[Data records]
◇ ◇ ◇ ◇ ◇
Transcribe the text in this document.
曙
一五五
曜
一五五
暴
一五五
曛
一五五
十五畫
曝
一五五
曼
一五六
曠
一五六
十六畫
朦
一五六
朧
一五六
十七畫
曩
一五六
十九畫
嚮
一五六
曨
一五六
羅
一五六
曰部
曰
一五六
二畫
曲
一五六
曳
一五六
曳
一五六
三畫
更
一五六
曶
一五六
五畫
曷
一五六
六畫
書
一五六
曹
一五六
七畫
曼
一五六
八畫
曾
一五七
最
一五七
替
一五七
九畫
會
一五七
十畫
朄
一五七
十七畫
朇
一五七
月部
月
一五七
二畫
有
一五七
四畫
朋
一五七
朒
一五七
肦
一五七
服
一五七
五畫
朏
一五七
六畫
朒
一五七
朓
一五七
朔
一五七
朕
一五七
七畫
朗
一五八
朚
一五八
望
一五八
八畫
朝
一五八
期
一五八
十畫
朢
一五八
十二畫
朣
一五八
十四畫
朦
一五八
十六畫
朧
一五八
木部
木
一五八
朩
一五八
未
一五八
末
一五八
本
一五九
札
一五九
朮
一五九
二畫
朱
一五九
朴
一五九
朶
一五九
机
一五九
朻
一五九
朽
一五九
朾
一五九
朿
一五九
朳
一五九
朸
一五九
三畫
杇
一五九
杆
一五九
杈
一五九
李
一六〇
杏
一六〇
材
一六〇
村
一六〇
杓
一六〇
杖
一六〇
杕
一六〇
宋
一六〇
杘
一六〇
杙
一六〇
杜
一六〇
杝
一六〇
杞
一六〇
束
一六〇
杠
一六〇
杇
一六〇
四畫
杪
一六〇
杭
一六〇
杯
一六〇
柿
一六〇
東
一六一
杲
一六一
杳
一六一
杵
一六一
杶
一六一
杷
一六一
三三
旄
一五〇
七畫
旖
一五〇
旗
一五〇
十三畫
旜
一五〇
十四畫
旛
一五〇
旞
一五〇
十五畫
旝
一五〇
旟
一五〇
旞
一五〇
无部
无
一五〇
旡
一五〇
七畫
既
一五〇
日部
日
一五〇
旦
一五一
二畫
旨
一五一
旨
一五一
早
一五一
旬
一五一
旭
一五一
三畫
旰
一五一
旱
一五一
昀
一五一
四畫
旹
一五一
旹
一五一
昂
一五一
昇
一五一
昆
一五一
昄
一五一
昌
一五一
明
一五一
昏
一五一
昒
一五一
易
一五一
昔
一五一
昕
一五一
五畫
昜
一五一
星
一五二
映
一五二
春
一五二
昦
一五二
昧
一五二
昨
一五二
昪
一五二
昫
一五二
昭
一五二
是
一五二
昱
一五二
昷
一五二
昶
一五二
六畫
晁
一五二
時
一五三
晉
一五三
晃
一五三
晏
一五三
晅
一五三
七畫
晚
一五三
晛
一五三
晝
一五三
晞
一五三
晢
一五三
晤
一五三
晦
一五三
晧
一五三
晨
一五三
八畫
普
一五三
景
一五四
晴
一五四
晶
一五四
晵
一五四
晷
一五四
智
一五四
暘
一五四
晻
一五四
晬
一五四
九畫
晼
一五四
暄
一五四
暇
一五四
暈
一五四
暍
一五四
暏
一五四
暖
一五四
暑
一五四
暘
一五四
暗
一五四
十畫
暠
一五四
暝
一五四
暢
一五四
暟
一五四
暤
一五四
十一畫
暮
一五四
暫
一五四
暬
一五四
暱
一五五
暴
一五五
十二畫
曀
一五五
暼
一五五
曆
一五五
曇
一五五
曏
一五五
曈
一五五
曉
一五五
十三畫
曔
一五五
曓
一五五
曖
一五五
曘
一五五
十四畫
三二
◇ ◇ ◇ ◇ ◇
Set exercise :: Each line of the listing should be copied exactly.

Finished answer ::
Transcribe the text in this document.
曙
一五五
曜
一五五
暴
一五五
曛
一五五
十五畫
曝
一五五
曼
一五六
曠
一五六
十六畫
朦
一五六
朧
一五六
十七畫
曩
一五六
十九畫
嚮
一五六
曨
一五六
羅
一五六
曰部
曰
一五六
二畫
曲
一五六
曳
一五六
曳
一五六
三畫
更
一五六
曶
一五六
五畫
曷
一五六
六畫
書
一五六
曹
一五六
七畫
曼
一五六
八畫
曾
一五七
最
一五七
替
一五七
九畫
會
一五七
十畫
朄
一五七
十七畫
朇
一五七
月部
月
一五七
二畫
有
一五七
四畫
朋
一五七
朒
一五七
肦
一五七
服
一五七
五畫
朏
一五七
六畫
朒
一五七
朓
一五七
朔
一五七
朕
一五七
七畫
朗
一五八
朚
一五八
望
一五八
八畫
朝
一五八
期
一五八
十畫
朢
一五八
十二畫
朣
一五八
十四畫
朦
一五八
十六畫
朧
一五八
木部
木
一五八
朩
一五八
未
一五八
末
一五八
本
一五九
札
一五九
朮
一五九
二畫
朱
一五九
朴
一五九
朶
一五九
机
一五九
朻
一五九
朽
一五九
朾
一五九
朿
一五九
朳
一五九
朸
一五九
三畫
杇
一五九
杆
一五九
杈
一五九
李
一六〇
杏
一六〇
材
一六〇
村
一六〇
杓
一六〇
杖
一六〇
杕
一六〇
宋
一六〇
杘
一六〇
杙
一六〇
杜
一六〇
杝
一六〇
杞
一六〇
束
一六〇
杠
一六〇
杇
一六〇
四畫
杪
一六〇
杭
一六〇
杯
一六〇
柿
一六〇
東
一六一
杲
一六一
杳
一六一
杵
一六一
杶
一六一
杷
一六一
三三
旄
一五〇
七畫
旖
一五〇
旗
一五〇
十三畫
旜
一五〇
十四畫
旛
一五〇
旞
一五〇
十五畫
旝
一五〇
旟
一五〇
旞
一五〇
无部
无
一五〇
旡
一五〇
七畫
既
一五〇
日部
日
一五〇
旦
一五一
二畫
旨
一五一
旨
一五一
早
一五一
旬
一五一
旭
一五一
三畫
旰
一五一
旱
一五一
昀
一五一
四畫
旹
一五一
旹
一五一
昂
一五一
昇
一五一
昆
一五一
昄
一五一
昌
一五一
明
一五一
昏
一五一
昒
一五一
易
一五一
昔
一五一
昕
一五一
五畫
昜
一五一
星
一五二
映
一五二
春
一五二
昦
一五二
昧
一五二
昨
一五二
昪
一五二
昫
一五二
昭
一五二
是
一五二
昱
一五二
昷
一五二
昶
一五二
六畫
晁
一五二
時
一五三
晉
一五三
晃
一五三
晏
一五三
晅
一五三
七畫
晚
一五三
晛
一五三
晝
一五三
晞
一五三
晢
一五三
晤
一五三
晦
一五三
晧
一五三
晨
一五三
八畫
普
一五三
景
一五四
晴
一五四
晶
一五四
晵
一五四
晷
一五四
智
一五四
暘
一五四
晻
一五四
晬
一五四
九畫
晼
一五四
暄
一五四
暇
一五四
暈
一五四
暍
一五四
暏
一五四
暖
一五四
暑
一五四
暘
一五四
暗
一五四
十畫
暠
一五四
暝
一五四
暢
一五四
暟
一五四
暤
一五四
十一畫
暮
一五四
暫
一五四
暬
一五四
暱
一五五
暴
一五五
十二畫
曀
一五五
暼
一五五
曆
一五五
曇
一五五
曏
一五五
曈
一五五
曉
一五五
十三畫
曔
一五五
曓
一五五
曖
一五五
曘
一五五
十四畫
三二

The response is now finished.